# TASK DESCRIPTION
Pull out every line below that holds the word "Moving".
— START RECORDS FOR PROCESSING —
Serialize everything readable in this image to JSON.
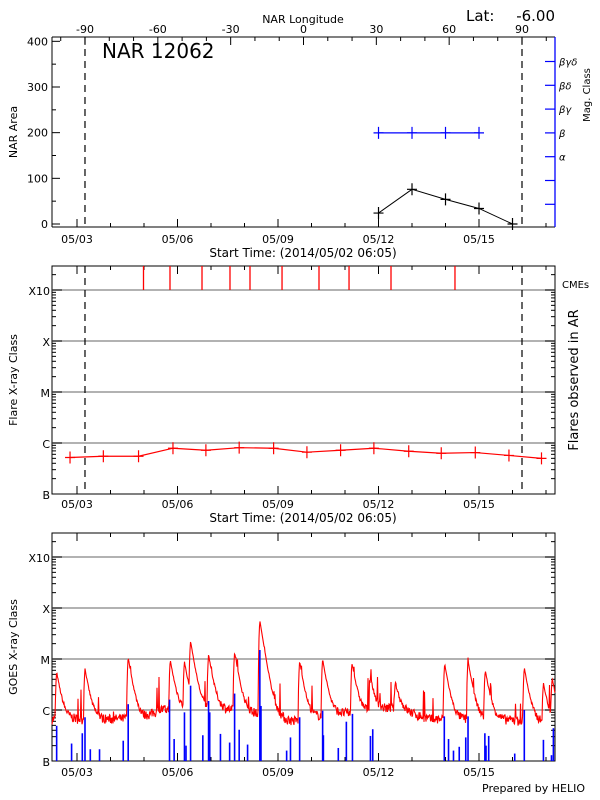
{
  "header": {
    "lat_label": "Lat:",
    "lat_value": "-6.00"
  },
  "colors": {
    "area": "#000000",
    "mag_class": "#0000ff",
    "flare": "#ff0000",
    "cme": "#ff0000",
    "goes_long": "#ff0000",
    "goes_short": "#0000ff",
    "grid": "#999999"
  },
  "chart_data": [
    {
      "type": "line",
      "title": "NAR 12062",
      "x_range": [
        "2014-05-02 06:05",
        "2014-05-17 06:30"
      ],
      "x_tick_labels": [
        "05/03",
        "05/06",
        "05/09",
        "05/12",
        "05/15"
      ],
      "x_tick_dates": [
        "2014-05-03 00:00",
        "2014-05-06 00:00",
        "2014-05-09 00:00",
        "2014-05-12 00:00",
        "2014-05-15 00:00"
      ],
      "xlabel": "Start Time: (2014/05/02 06:05)",
      "top_axis": {
        "label": "NAR Longitude",
        "ticks": [
          -90,
          -60,
          -30,
          0,
          30,
          60,
          90
        ]
      },
      "ylabel": "NAR Area",
      "ylim": [
        0,
        400
      ],
      "y_ticks": [
        0,
        100,
        200,
        300,
        400
      ],
      "y2label": "Mag. Class",
      "y2_categories": [
        "",
        "",
        "α",
        "β",
        "βγ",
        "βδ",
        "βγδ"
      ],
      "limb_markers": [
        "2014-05-03 05:43",
        "2014-05-16 06:48"
      ],
      "series": [
        {
          "axis": "area",
          "x": [
            "2014-05-12 00:00",
            "2014-05-13 00:00",
            "2014-05-14 00:00",
            "2014-05-15 00:00",
            "2014-05-16 00:00"
          ],
          "y": [
            24,
            76,
            54,
            34,
            0
          ]
        },
        {
          "axis": "mag_class",
          "x": [
            "2014-05-12 00:00",
            "2014-05-13 00:00",
            "2014-05-14 00:00",
            "2014-05-15 00:00"
          ],
          "y": [
            "β",
            "β",
            "β",
            "β"
          ]
        }
      ]
    },
    {
      "type": "line",
      "x_tick_labels": [
        "05/03",
        "05/06",
        "05/09",
        "05/12",
        "05/15"
      ],
      "xlabel": "Start Time: (2014/05/02 06:05)",
      "ylabel": "Flare X-ray Class",
      "y2label": "Flares observed in AR",
      "y_scale": "log",
      "y_classes": [
        "B",
        "C",
        "M",
        "X",
        "X10"
      ],
      "y_class_flux": [
        1e-07,
        1e-06,
        1e-05,
        0.0001,
        0.001
      ],
      "grid": true,
      "limb_markers": [
        "2014-05-03 05:43",
        "2014-05-16 06:48"
      ],
      "cme_label": "CMEs",
      "cmes": [
        "2014-05-04 23:38",
        "2014-05-05 18:37",
        "2014-05-06 17:33",
        "2014-05-07 13:36",
        "2014-05-08 03:56",
        "2014-05-09 02:53",
        "2014-05-10 05:22",
        "2014-05-11 02:53",
        "2014-05-12 08:57",
        "2014-05-14 06:47"
      ],
      "series": [
        {
          "x": [
            "2014-05-02 19:00",
            "2014-05-03 18:52",
            "2014-05-04 20:05",
            "2014-05-05 20:45",
            "2014-05-06 20:20",
            "2014-05-07 20:11",
            "2014-05-08 20:51",
            "2014-05-09 20:43",
            "2014-05-10 20:50",
            "2014-05-11 20:41",
            "2014-05-12 21:39",
            "2014-05-13 20:57",
            "2014-05-14 21:20",
            "2014-05-15 21:27",
            "2014-05-16 20:46"
          ],
          "y": [
            5.2e-07,
            5.5e-07,
            5.5e-07,
            7.9e-07,
            7.2e-07,
            8.1e-07,
            7.9e-07,
            6.6e-07,
            7.2e-07,
            7.9e-07,
            6.9e-07,
            6.3e-07,
            6.5e-07,
            5.7e-07,
            5e-07
          ]
        }
      ]
    },
    {
      "type": "line",
      "x_tick_labels": [
        "05/03",
        "05/06",
        "05/09",
        "05/12",
        "05/15"
      ],
      "ylabel": "GOES X-ray Class",
      "y_scale": "log",
      "y_classes": [
        "B",
        "C",
        "M",
        "X",
        "X10"
      ],
      "y_class_flux": [
        1e-07,
        1e-06,
        1e-05,
        0.0001,
        0.001
      ],
      "grid": true,
      "long_channel": {
        "background": [
          [
            "2014-05-02 06:05",
            6.5e-07
          ],
          [
            "2014-05-04 00:00",
            6.5e-07
          ],
          [
            "2014-05-05 00:00",
            7e-07
          ],
          [
            "2014-05-05 12:00",
            1e-06
          ],
          [
            "2014-05-07 12:00",
            1e-06
          ],
          [
            "2014-05-08 12:00",
            8e-07
          ],
          [
            "2014-05-09 12:00",
            6e-07
          ],
          [
            "2014-05-10 12:00",
            8e-07
          ],
          [
            "2014-05-11 12:00",
            9e-07
          ],
          [
            "2014-05-12 12:00",
            1.1e-06
          ],
          [
            "2014-05-13 12:00",
            6.5e-07
          ],
          [
            "2014-05-15 12:00",
            6.5e-07
          ],
          [
            "2014-05-17 06:30",
            5.5e-07
          ]
        ],
        "peaks": [
          [
            "2014-05-02 09:25",
            4.9e-06
          ],
          [
            "2014-05-03 05:43",
            5.8e-06
          ],
          [
            "2014-05-04 12:40",
            1e-05
          ],
          [
            "2014-05-05 18:50",
            8.4e-06
          ],
          [
            "2014-05-06 04:59",
            7.6e-06
          ],
          [
            "2014-05-06 09:22",
            2e-05
          ],
          [
            "2014-05-06 22:15",
            1.1e-05
          ],
          [
            "2014-05-07 16:54",
            1.25e-05
          ],
          [
            "2014-05-08 10:59",
            5.6e-05
          ],
          [
            "2014-05-09 15:30",
            8.4e-06
          ],
          [
            "2014-05-10 07:58",
            9.1e-06
          ],
          [
            "2014-05-11 05:04",
            7.4e-06
          ],
          [
            "2014-05-11 18:13",
            3.4e-06
          ],
          [
            "2014-05-12 12:03",
            2.4e-06
          ],
          [
            "2014-05-13 23:24",
            7.4e-06
          ],
          [
            "2014-05-14 16:08",
            8.6e-06
          ],
          [
            "2014-05-15 04:29",
            5.3e-06
          ],
          [
            "2014-05-16 08:27",
            6.2e-06
          ],
          [
            "2014-05-16 22:09",
            2.7e-06
          ],
          [
            "2014-05-17 04:26",
            3.5e-06
          ]
        ]
      },
      "short_channel_spikes": [
        [
          "2014-05-02 09:25",
          4.9e-07
        ],
        [
          "2014-05-02 20:07",
          2.2e-07
        ],
        [
          "2014-05-03 03:47",
          3.5e-07
        ],
        [
          "2014-05-03 05:43",
          7.2e-07
        ],
        [
          "2014-05-03 09:32",
          1.7e-07
        ],
        [
          "2014-05-03 16:08",
          1.7e-07
        ],
        [
          "2014-05-04 09:07",
          2.5e-07
        ],
        [
          "2014-05-04 12:40",
          1.3e-06
        ],
        [
          "2014-05-05 18:17",
          1.6e-06
        ],
        [
          "2014-05-05 21:35",
          2.7e-07
        ],
        [
          "2014-05-06 04:59",
          9e-07
        ],
        [
          "2014-05-06 06:05",
          2e-07
        ],
        [
          "2014-05-06 09:22",
          3e-06
        ],
        [
          "2014-05-06 18:08",
          3.2e-07
        ],
        [
          "2014-05-06 22:15",
          1.5e-06
        ],
        [
          "2014-05-06 23:05",
          9e-07
        ],
        [
          "2014-05-07 06:46",
          3.4e-07
        ],
        [
          "2014-05-07 13:21",
          2.3e-07
        ],
        [
          "2014-05-07 16:54",
          2.1e-06
        ],
        [
          "2014-05-07 20:11",
          4.1e-07
        ],
        [
          "2014-05-08 02:12",
          2.1e-07
        ],
        [
          "2014-05-08 10:59",
          1.5e-05
        ],
        [
          "2014-05-08 11:48",
          1.2e-06
        ],
        [
          "2014-05-09 06:11",
          1.6e-07
        ],
        [
          "2014-05-09 08:56",
          2.9e-07
        ],
        [
          "2014-05-09 15:30",
          7.2e-07
        ],
        [
          "2014-05-10 07:58",
          9.7e-07
        ],
        [
          "2014-05-10 08:31",
          3.2e-07
        ],
        [
          "2014-05-10 19:12",
          1.8e-07
        ],
        [
          "2014-05-11 00:58",
          5.9e-07
        ],
        [
          "2014-05-11 05:20",
          8.4e-07
        ],
        [
          "2014-05-11 18:13",
          3.1e-07
        ],
        [
          "2014-05-11 19:52",
          4.2e-07
        ],
        [
          "2014-05-13 23:08",
          7.5e-07
        ],
        [
          "2014-05-14 02:10",
          2.7e-07
        ],
        [
          "2014-05-14 05:43",
          1.6e-07
        ],
        [
          "2014-05-14 09:50",
          1.9e-07
        ],
        [
          "2014-05-14 14:30",
          2.9e-07
        ],
        [
          "2014-05-14 16:08",
          7.5e-07
        ],
        [
          "2014-05-15 04:12",
          3.5e-07
        ],
        [
          "2014-05-15 05:01",
          2e-07
        ],
        [
          "2014-05-15 06:56",
          3.1e-07
        ],
        [
          "2014-05-16 01:35",
          1.4e-07
        ],
        [
          "2014-05-16 08:27",
          1e-06
        ],
        [
          "2014-05-16 22:09",
          2.6e-07
        ],
        [
          "2014-05-17 03:55",
          1.3e-07
        ],
        [
          "2014-05-17 05:17",
          4.4e-07
        ]
      ]
    }
  ],
  "footer": {
    "credit": "Prepared by HELIO"
  }
}
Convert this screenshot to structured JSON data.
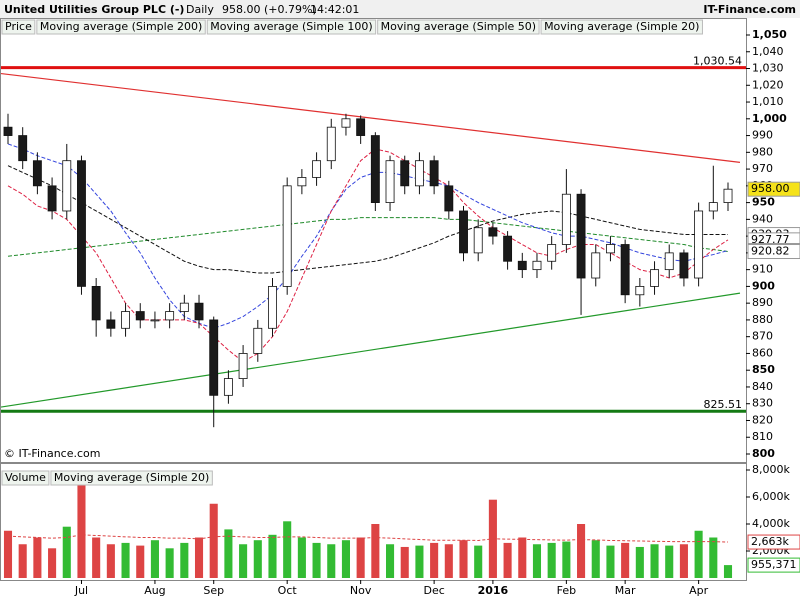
{
  "header": {
    "title": "United Utilities Group PLC (-)",
    "period": "Daily",
    "quote": "958.00 (+0.79%)",
    "time": "14:42:01",
    "site": "IT-Finance.com",
    "copyright": "© IT-Finance.com"
  },
  "chart_data": [
    {
      "type": "candlestick",
      "name": "Price",
      "up_color": "#ffffff",
      "down_color": "#1a1a1a",
      "open": [
        995,
        990,
        975,
        960,
        945,
        975,
        900,
        880,
        875,
        885,
        880,
        880,
        885,
        890,
        880,
        835,
        845,
        860,
        875,
        900,
        960,
        965,
        975,
        995,
        1000,
        990,
        950,
        975,
        960,
        975,
        960,
        945,
        920,
        935,
        930,
        915,
        910,
        915,
        925,
        955,
        905,
        920,
        925,
        895,
        900,
        910,
        920,
        905,
        945,
        950
      ],
      "high": [
        1003,
        995,
        980,
        965,
        985,
        978,
        905,
        885,
        890,
        890,
        885,
        890,
        895,
        895,
        882,
        850,
        865,
        880,
        905,
        965,
        970,
        980,
        1000,
        1003,
        1002,
        992,
        978,
        978,
        980,
        978,
        963,
        948,
        940,
        938,
        933,
        920,
        920,
        930,
        970,
        958,
        925,
        930,
        928,
        905,
        915,
        925,
        922,
        950,
        972,
        962
      ],
      "low": [
        985,
        970,
        955,
        940,
        940,
        895,
        870,
        870,
        870,
        875,
        875,
        875,
        880,
        875,
        816,
        830,
        840,
        855,
        870,
        895,
        955,
        960,
        970,
        990,
        985,
        945,
        945,
        955,
        955,
        955,
        940,
        915,
        915,
        925,
        910,
        905,
        905,
        910,
        920,
        883,
        900,
        915,
        890,
        888,
        895,
        905,
        900,
        900,
        940,
        945
      ],
      "close": [
        990,
        975,
        960,
        945,
        975,
        900,
        880,
        875,
        885,
        880,
        880,
        885,
        890,
        880,
        835,
        845,
        860,
        875,
        900,
        960,
        965,
        975,
        995,
        1000,
        990,
        950,
        975,
        960,
        975,
        960,
        945,
        920,
        935,
        930,
        915,
        910,
        915,
        925,
        955,
        905,
        920,
        925,
        895,
        900,
        910,
        920,
        905,
        945,
        950,
        958
      ],
      "series": [
        {
          "name": "Moving average (Simple 200)",
          "color": "#1f8a2a",
          "values": [
            918,
            919,
            920,
            921,
            922,
            923,
            924,
            925,
            926,
            927,
            928,
            929,
            930,
            931,
            932,
            933,
            934,
            935,
            936,
            937,
            938,
            939,
            940,
            940,
            941,
            941,
            941,
            941,
            941,
            941,
            940,
            940,
            939,
            938,
            937,
            936,
            935,
            934,
            933,
            932,
            931,
            930,
            929,
            928,
            927,
            926,
            925,
            923,
            922,
            920.82
          ]
        },
        {
          "name": "Moving average (Simple 100)",
          "color": "#111111",
          "values": [
            972,
            968,
            964,
            960,
            955,
            950,
            945,
            940,
            935,
            930,
            925,
            920,
            915,
            912,
            910,
            910,
            909,
            908,
            908,
            909,
            910,
            911,
            912,
            913,
            914,
            915,
            917,
            920,
            923,
            926,
            930,
            933,
            936,
            939,
            941,
            943,
            944,
            945,
            944,
            942,
            940,
            938,
            936,
            934,
            933,
            932,
            931,
            931,
            931,
            930.93
          ]
        },
        {
          "name": "Moving average (Simple 50)",
          "color": "#3344dd",
          "values": [
            985,
            982,
            978,
            975,
            972,
            965,
            955,
            945,
            932,
            920,
            905,
            892,
            882,
            878,
            875,
            878,
            882,
            888,
            895,
            905,
            918,
            930,
            945,
            958,
            965,
            968,
            968,
            966,
            964,
            962,
            960,
            955,
            950,
            946,
            942,
            938,
            935,
            932,
            930,
            930,
            928,
            926,
            923,
            920,
            918,
            916,
            915,
            917,
            919,
            921.41
          ]
        },
        {
          "name": "Moving average (Simple 20)",
          "color": "#dd2244",
          "values": [
            960,
            955,
            948,
            945,
            940,
            930,
            920,
            905,
            890,
            880,
            880,
            880,
            880,
            878,
            870,
            862,
            855,
            860,
            870,
            885,
            905,
            925,
            945,
            960,
            975,
            982,
            980,
            975,
            970,
            965,
            960,
            950,
            942,
            935,
            930,
            925,
            920,
            918,
            922,
            925,
            925,
            920,
            915,
            910,
            908,
            905,
            908,
            915,
            922,
            927.77
          ]
        }
      ],
      "last_labels": [
        {
          "value": 958,
          "label": "958.00",
          "color": "#f5e21a"
        },
        {
          "value": 930.93,
          "label": "930.93",
          "color": "#ffffff"
        },
        {
          "value": 927.77,
          "label": "927.77",
          "color": "#ffffff"
        },
        {
          "value": 921.41,
          "label": "921.41",
          "color": "#ffffff"
        },
        {
          "value": 920.82,
          "label": "920.82",
          "color": "#ffffff"
        }
      ],
      "hlines": [
        {
          "value": 1030.54,
          "label": "1,030.54",
          "color": "#e01010"
        },
        {
          "value": 825.51,
          "label": "825.51",
          "color": "#137a13"
        }
      ],
      "trendlines": [
        {
          "color": "#e03030",
          "values": [
            1027,
            974
          ]
        },
        {
          "color": "#22992a",
          "values": [
            828,
            896
          ]
        }
      ],
      "ylim": [
        800,
        1050
      ],
      "yticks": [
        800,
        810,
        820,
        830,
        840,
        850,
        860,
        870,
        880,
        890,
        900,
        910,
        920,
        930,
        940,
        950,
        960,
        970,
        980,
        990,
        {
          "value": 1000,
          "label": "1,000"
        },
        {
          "value": 1010,
          "label": "1,010"
        },
        {
          "value": 1020,
          "label": "1,020"
        },
        {
          "value": 1030,
          "label": "1,030"
        },
        {
          "value": 1040,
          "label": "1,040"
        },
        {
          "value": 1050,
          "label": "1,050"
        }
      ]
    },
    {
      "type": "bar",
      "name": "Volume",
      "up_color": "#33bb33",
      "down_color": "#dd4444",
      "categories": [
        null,
        null,
        null,
        null,
        null,
        "Jul",
        null,
        null,
        null,
        null,
        "Aug",
        null,
        null,
        null,
        "Sep",
        null,
        null,
        null,
        null,
        "Oct",
        null,
        null,
        null,
        null,
        "Nov",
        null,
        null,
        null,
        null,
        "Dec",
        null,
        null,
        null,
        "2016",
        null,
        null,
        null,
        null,
        "Feb",
        null,
        null,
        null,
        "Mar",
        null,
        null,
        null,
        null,
        "Apr",
        null,
        null
      ],
      "values": [
        3500000,
        2500000,
        3000000,
        2200000,
        3800000,
        7200000,
        3000000,
        2500000,
        2600000,
        2400000,
        2800000,
        2200000,
        2600000,
        3000000,
        5500000,
        3600000,
        2500000,
        2800000,
        3200000,
        4200000,
        3000000,
        2600000,
        2500000,
        2800000,
        3000000,
        4000000,
        2500000,
        2300000,
        2400000,
        2600000,
        2500000,
        2800000,
        2400000,
        5800000,
        2600000,
        3000000,
        2500000,
        2600000,
        2700000,
        4000000,
        2800000,
        2400000,
        2600000,
        2300000,
        2500000,
        2400000,
        2500000,
        3500000,
        3000000,
        955371
      ],
      "series": [
        {
          "name": "Moving average (Simple 20)",
          "color": "#dd4444",
          "values": [
            3100000,
            3050000,
            3000000,
            2950000,
            3000000,
            3200000,
            3150000,
            3100000,
            3050000,
            3000000,
            3000000,
            2950000,
            2950000,
            2900000,
            3050000,
            3100000,
            3050000,
            3000000,
            3000000,
            3050000,
            3050000,
            3000000,
            2950000,
            2950000,
            2950000,
            3000000,
            2950000,
            2900000,
            2850000,
            2800000,
            2800000,
            2800000,
            2780000,
            2900000,
            2880000,
            2860000,
            2840000,
            2820000,
            2800000,
            2850000,
            2820000,
            2780000,
            2760000,
            2740000,
            2720000,
            2700000,
            2690000,
            2700000,
            2690000,
            2663000
          ]
        }
      ],
      "value_labels": [
        {
          "value": 2663000,
          "label": "2,663k",
          "color": "#dd4444"
        },
        {
          "value": 955371,
          "label": "955,371",
          "color": "#33bb33"
        }
      ],
      "ylim": [
        0,
        8000000
      ],
      "yticks": [
        {
          "value": 2000000,
          "label": "2,000k"
        },
        {
          "value": 4000000,
          "label": "4,000k"
        },
        {
          "value": 6000000,
          "label": "6,000k"
        },
        {
          "value": 8000000,
          "label": "8,000k"
        }
      ]
    }
  ]
}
— END RECORDS FOR PROCESSING —
# RESPONSE BELOW
          "name": "Moving average (Simple 200)",
          "name": "Moving average (Simple 100)",
          "name": "Moving average (Simple 50)",
          "name": "Moving average (Simple 20)",
          "name": "Moving average (Simple 20)",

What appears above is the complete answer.